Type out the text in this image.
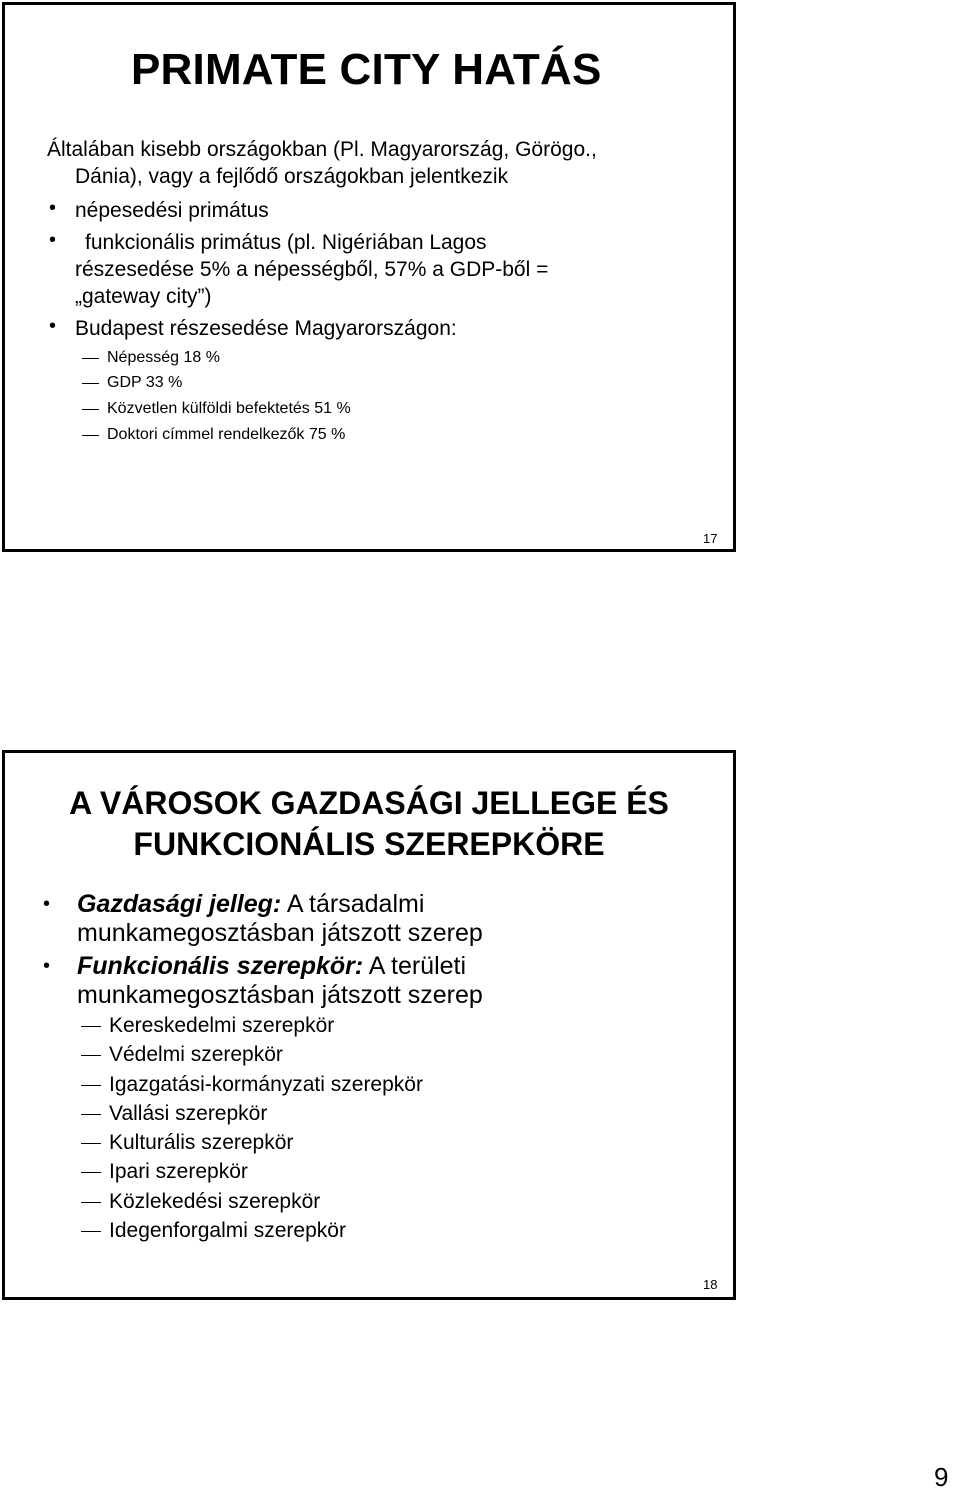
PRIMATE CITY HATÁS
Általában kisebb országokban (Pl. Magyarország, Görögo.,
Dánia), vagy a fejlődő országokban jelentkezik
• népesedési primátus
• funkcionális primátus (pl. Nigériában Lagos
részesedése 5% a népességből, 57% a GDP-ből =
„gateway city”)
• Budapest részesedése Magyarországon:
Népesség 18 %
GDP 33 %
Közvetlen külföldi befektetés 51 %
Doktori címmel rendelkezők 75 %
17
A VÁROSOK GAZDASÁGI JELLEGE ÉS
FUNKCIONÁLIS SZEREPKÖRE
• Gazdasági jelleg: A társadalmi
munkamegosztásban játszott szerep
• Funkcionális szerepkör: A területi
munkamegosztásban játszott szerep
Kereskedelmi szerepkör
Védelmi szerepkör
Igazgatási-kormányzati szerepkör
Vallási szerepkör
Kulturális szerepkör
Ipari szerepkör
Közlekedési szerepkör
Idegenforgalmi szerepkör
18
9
....................
Make an exact copy of every entry above, minus the images.

> Final result
Type out the text in this image.
PRIMATE CITY HATÁS
Általában kisebb országokban (Pl. Magyarország, Görögo.,
Dánia), vagy a fejlődő országokban jelentkezik
• népesedési primátus
• funkcionális primátus (pl. Nigériában Lagos
részesedése 5% a népességből, 57% a GDP-ből =
„gateway city”)
• Budapest részesedése Magyarországon:
Népesség 18 %
GDP 33 %
Közvetlen külföldi befektetés 51 %
Doktori címmel rendelkezők 75 %
17
A VÁROSOK GAZDASÁGI JELLEGE ÉS
FUNKCIONÁLIS SZEREPKÖRE
• Gazdasági jelleg: A társadalmi
munkamegosztásban játszott szerep
• Funkcionális szerepkör: A területi
munkamegosztásban játszott szerep
Kereskedelmi szerepkör
Védelmi szerepkör
Igazgatási-kormányzati szerepkör
Vallási szerepkör
Kulturális szerepkör
Ipari szerepkör
Közlekedési szerepkör
Idegenforgalmi szerepkör
18
9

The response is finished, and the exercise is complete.